Your goal
Report how many lines contain "text". The answer is a single number.

Provided entries
Begin

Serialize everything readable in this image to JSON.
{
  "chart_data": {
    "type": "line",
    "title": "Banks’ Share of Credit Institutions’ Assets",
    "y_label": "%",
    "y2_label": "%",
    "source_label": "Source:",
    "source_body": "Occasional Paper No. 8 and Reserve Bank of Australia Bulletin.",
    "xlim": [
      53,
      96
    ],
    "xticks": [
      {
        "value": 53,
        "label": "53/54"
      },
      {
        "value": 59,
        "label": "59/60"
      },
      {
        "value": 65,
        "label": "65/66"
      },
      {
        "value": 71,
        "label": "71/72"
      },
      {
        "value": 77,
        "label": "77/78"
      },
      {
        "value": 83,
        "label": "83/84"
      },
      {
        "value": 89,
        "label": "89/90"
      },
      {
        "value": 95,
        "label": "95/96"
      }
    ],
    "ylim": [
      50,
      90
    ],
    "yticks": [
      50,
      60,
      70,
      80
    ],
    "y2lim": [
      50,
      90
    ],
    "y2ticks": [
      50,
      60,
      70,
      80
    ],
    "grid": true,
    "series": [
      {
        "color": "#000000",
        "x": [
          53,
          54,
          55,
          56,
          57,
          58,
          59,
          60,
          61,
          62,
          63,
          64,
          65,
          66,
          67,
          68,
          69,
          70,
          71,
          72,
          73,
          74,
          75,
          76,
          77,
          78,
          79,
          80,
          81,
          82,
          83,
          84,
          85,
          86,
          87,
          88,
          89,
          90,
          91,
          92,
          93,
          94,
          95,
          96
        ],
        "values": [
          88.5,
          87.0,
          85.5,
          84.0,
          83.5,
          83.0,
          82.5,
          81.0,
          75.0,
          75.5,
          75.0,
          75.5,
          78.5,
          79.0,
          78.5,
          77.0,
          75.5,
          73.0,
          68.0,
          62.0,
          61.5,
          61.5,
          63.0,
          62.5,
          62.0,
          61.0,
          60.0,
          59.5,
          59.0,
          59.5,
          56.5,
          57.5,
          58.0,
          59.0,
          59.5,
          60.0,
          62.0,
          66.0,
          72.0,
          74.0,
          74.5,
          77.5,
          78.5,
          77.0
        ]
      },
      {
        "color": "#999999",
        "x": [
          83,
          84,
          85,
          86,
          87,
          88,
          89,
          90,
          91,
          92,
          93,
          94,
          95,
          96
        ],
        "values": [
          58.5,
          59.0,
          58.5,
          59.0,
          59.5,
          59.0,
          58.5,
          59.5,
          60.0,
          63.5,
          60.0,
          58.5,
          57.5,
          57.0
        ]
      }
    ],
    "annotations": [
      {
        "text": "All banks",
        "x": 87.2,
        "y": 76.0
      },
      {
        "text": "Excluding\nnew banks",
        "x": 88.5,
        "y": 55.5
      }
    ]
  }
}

End

Solution for this exercise
2